**WRITTEN PROBLEM:** Each entry below should be returned exactly as is, with the pictures removed.

**DATA ENTRIES:**
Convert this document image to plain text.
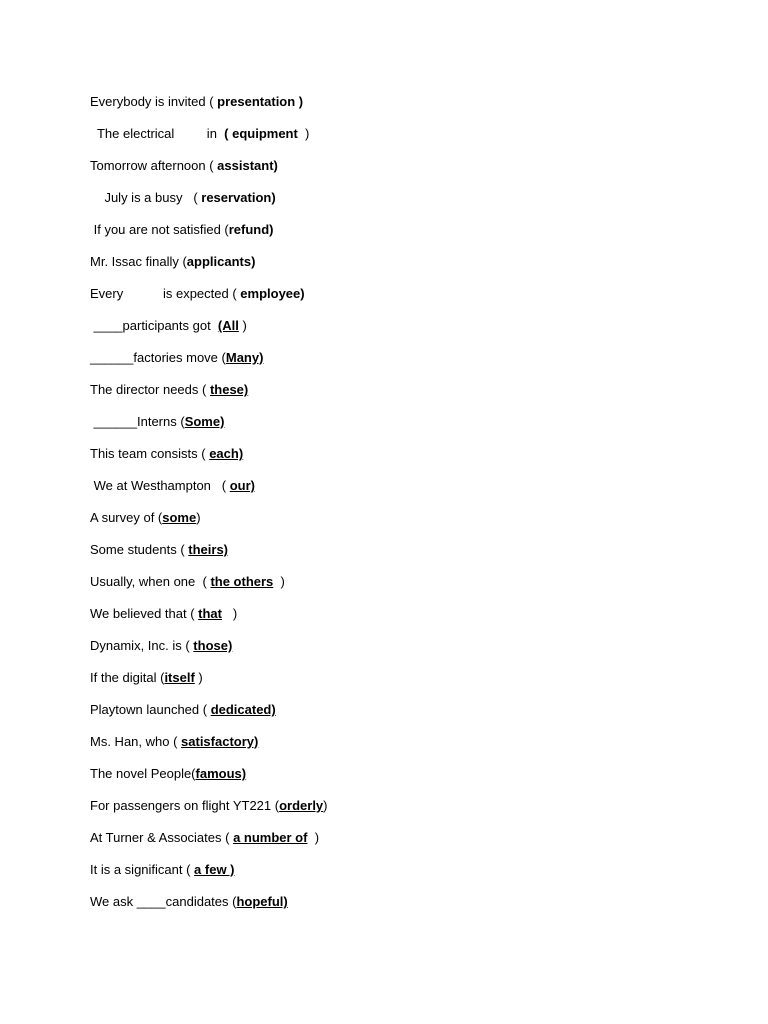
Everybody is invited ( presentation )
The electrical         in  ( equipment  )
Tomorrow afternoon ( assistant)
July is a busy   ( reservation)
If you are not satisfied (refund)
Mr. Issac finally (applicants)
Every           is expected ( employee)
____participants got  (All )
______factories move (Many)
The director needs ( these)
______Interns (Some)
This team consists ( each)
We at Westhampton   ( our)
A survey of (some)
Some students ( theirs)
Usually, when one  ( the others  )
We believed that ( that   )
Dynamix, Inc. is ( those)
If the digital (itself )
Playtown launched ( dedicated)
Ms. Han, who ( satisfactory)
The novel People(famous)
For passengers on flight YT221 (orderly)
At Turner & Associates ( a number of  )
It is a significant ( a few )
We ask ____candidates (hopeful)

**ANSWER FOR THIS EXERCISE:**
Convert this document image to plain text.
Everybody is invited ( presentation )
The electrical         in  ( equipment  )
Tomorrow afternoon ( assistant)
July is a busy   ( reservation)
If you are not satisfied (refund)
Mr. Issac finally (applicants)
Every           is expected ( employee)
____participants got  (All )
______factories move (Many)
The director needs ( these)
______Interns (Some)
This team consists ( each)
We at Westhampton   ( our)
A survey of (some)
Some students ( theirs)
Usually, when one  ( the others  )
We believed that ( that   )
Dynamix, Inc. is ( those)
If the digital (itself )
Playtown launched ( dedicated)
Ms. Han, who ( satisfactory)
The novel People(famous)
For passengers on flight YT221 (orderly)
At Turner & Associates ( a number of  )
It is a significant ( a few )
We ask ____candidates (hopeful)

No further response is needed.